## What the exercise asks:
Where a line holds the word "type", copy that line.

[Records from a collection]
⟨
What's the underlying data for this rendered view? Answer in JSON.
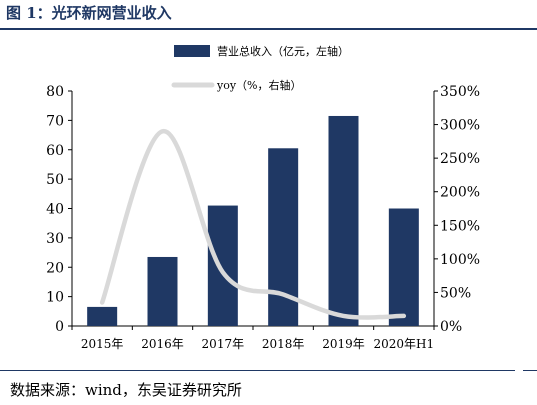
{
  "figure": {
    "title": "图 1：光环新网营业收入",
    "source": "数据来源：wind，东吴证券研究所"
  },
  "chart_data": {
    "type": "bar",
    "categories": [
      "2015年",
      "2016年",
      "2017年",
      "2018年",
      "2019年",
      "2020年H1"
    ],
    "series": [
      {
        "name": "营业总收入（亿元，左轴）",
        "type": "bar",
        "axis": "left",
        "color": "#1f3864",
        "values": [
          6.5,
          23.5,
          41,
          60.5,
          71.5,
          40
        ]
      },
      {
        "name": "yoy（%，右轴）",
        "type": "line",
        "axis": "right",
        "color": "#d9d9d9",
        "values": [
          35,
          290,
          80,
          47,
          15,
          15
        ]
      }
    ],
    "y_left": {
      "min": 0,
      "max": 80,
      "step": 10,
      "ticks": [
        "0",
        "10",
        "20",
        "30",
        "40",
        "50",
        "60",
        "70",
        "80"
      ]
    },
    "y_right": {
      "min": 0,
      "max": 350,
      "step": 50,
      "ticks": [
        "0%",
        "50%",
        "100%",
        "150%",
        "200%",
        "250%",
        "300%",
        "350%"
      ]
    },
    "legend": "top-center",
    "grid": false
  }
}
⟩
⟨
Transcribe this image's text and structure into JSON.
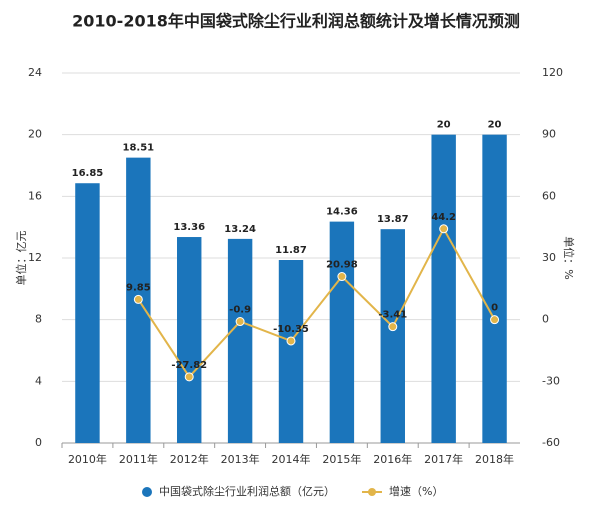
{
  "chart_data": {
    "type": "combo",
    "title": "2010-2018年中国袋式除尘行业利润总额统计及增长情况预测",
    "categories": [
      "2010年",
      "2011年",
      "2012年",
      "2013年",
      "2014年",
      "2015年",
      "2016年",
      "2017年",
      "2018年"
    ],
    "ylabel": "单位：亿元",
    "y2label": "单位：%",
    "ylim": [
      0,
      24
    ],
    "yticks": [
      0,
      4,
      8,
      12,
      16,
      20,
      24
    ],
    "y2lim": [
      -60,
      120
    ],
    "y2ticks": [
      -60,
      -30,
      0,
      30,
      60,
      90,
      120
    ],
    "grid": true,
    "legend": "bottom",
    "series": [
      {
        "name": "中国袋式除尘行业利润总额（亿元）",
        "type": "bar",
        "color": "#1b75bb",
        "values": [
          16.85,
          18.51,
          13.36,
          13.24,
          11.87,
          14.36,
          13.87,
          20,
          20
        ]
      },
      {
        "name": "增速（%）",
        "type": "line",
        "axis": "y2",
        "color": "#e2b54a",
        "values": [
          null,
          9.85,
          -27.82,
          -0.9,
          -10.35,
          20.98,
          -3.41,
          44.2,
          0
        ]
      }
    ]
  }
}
⟩
⟨
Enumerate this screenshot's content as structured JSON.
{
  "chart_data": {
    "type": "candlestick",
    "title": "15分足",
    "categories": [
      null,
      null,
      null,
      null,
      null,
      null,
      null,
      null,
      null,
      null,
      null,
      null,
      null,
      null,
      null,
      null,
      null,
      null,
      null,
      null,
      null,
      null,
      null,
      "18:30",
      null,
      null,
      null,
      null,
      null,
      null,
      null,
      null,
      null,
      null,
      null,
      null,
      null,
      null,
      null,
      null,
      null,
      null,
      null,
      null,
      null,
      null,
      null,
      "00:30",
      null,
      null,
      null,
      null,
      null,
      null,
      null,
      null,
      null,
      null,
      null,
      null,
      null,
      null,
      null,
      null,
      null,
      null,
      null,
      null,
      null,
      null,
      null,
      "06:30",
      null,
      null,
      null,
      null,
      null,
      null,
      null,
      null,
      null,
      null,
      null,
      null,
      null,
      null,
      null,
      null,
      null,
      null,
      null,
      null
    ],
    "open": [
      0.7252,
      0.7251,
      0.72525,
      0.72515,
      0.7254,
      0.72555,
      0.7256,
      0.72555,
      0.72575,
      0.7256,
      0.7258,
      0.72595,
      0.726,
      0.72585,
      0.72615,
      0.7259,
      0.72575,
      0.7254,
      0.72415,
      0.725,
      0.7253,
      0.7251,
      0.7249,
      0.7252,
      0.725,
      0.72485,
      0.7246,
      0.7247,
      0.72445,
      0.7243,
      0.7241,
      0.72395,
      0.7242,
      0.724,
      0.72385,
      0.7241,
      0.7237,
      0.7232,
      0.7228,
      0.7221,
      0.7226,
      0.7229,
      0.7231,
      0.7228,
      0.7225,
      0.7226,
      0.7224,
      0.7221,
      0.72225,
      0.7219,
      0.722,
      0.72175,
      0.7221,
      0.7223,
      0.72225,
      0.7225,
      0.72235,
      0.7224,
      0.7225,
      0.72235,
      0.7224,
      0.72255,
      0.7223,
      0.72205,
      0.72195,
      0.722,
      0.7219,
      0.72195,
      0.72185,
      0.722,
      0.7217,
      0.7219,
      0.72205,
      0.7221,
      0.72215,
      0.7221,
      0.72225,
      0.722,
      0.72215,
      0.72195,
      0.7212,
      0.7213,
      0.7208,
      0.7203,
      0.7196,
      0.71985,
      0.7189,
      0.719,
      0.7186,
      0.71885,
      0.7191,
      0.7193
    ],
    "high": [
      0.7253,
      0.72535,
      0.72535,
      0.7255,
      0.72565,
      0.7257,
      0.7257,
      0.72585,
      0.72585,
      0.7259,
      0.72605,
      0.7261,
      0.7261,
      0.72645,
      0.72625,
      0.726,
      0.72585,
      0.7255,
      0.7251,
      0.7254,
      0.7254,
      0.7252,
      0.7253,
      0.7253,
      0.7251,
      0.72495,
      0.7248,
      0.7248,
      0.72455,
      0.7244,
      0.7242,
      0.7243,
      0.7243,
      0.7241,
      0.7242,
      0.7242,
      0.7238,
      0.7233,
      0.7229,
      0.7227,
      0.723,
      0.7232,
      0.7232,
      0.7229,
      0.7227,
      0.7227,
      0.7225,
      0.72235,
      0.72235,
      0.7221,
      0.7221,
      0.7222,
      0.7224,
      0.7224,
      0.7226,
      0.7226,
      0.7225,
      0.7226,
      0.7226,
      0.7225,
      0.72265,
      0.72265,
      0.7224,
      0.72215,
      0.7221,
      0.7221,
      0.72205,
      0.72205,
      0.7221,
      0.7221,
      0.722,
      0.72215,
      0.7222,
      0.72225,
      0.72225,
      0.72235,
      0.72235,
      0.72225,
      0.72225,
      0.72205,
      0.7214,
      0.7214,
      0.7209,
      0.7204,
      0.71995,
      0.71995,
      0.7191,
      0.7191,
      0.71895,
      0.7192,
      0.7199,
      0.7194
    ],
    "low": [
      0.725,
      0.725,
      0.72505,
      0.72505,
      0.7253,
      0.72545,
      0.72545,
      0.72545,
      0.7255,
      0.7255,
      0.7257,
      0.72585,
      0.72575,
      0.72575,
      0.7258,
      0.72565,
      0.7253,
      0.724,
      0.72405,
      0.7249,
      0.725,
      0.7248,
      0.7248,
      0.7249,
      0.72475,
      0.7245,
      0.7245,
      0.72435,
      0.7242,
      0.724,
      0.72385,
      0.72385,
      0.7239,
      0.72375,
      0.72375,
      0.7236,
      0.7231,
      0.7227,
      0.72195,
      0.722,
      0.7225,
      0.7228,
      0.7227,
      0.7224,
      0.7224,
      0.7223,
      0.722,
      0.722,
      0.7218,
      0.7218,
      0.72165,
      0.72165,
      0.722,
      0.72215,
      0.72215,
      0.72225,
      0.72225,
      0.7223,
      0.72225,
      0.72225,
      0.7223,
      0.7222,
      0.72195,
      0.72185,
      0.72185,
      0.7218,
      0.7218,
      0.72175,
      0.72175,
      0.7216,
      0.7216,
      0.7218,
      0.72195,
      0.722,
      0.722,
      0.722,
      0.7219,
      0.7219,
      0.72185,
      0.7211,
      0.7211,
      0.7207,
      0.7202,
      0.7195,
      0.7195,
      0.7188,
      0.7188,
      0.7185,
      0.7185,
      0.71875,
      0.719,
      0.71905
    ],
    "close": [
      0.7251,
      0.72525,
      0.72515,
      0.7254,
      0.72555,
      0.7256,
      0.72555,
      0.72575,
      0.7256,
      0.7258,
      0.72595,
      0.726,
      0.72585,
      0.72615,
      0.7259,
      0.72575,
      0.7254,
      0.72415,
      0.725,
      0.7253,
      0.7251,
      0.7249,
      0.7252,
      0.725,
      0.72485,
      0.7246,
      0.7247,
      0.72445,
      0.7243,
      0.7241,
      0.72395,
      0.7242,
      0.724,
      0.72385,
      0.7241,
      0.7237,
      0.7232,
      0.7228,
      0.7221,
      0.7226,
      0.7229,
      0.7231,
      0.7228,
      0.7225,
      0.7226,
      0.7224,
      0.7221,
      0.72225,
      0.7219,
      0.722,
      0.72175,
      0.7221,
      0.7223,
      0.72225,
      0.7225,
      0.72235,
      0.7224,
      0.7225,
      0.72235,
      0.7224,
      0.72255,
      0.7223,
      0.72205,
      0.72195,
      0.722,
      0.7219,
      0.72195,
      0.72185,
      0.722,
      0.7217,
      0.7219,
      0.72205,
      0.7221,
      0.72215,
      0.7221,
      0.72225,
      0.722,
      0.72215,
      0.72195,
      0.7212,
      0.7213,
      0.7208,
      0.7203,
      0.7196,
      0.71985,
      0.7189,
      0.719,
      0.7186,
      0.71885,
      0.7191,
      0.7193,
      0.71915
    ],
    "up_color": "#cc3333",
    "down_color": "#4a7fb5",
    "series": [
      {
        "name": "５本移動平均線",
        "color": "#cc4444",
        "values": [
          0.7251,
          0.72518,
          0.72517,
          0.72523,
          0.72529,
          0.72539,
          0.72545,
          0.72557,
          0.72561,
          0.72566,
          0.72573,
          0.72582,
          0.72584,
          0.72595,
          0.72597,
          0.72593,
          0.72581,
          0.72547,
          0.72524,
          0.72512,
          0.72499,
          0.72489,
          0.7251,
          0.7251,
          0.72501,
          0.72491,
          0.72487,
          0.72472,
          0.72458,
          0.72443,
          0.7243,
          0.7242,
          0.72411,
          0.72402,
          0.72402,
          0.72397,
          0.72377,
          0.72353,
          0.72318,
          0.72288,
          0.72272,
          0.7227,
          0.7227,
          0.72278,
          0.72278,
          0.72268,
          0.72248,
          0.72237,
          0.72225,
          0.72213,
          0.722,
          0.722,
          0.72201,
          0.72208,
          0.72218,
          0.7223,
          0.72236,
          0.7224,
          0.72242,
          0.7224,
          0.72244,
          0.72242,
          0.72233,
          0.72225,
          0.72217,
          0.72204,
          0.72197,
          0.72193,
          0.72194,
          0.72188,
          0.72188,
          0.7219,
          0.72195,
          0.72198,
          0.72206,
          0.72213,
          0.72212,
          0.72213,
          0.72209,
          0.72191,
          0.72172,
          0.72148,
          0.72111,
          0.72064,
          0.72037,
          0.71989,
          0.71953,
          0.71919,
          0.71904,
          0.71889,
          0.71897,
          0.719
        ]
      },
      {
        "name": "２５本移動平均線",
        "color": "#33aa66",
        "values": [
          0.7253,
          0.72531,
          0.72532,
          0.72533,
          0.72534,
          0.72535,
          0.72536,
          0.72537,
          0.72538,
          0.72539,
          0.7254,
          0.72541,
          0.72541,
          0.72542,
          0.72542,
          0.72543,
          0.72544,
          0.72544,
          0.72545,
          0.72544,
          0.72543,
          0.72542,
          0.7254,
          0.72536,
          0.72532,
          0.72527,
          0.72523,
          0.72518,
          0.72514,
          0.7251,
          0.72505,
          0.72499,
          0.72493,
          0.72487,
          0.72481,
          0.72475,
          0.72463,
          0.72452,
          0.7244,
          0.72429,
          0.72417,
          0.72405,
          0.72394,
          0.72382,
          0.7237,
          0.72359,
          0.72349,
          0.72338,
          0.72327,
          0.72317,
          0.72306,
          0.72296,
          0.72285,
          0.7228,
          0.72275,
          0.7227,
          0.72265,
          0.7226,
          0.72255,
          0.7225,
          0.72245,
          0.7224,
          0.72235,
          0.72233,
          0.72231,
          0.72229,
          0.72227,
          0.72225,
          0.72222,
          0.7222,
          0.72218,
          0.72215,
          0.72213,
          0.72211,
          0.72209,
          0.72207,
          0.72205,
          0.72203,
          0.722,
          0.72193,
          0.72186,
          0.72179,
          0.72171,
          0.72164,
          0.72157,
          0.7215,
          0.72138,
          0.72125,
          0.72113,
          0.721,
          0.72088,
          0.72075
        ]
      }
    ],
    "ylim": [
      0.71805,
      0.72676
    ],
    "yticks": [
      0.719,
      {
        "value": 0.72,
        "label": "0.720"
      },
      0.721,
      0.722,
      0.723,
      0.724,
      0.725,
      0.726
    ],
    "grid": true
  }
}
⟩
## Solution:
    "type": "bar",
        "type": "bar",
        "type": "line",
    "type": "combo",
        "type": "bar",
        "type": "line",
    "type": "candlestick",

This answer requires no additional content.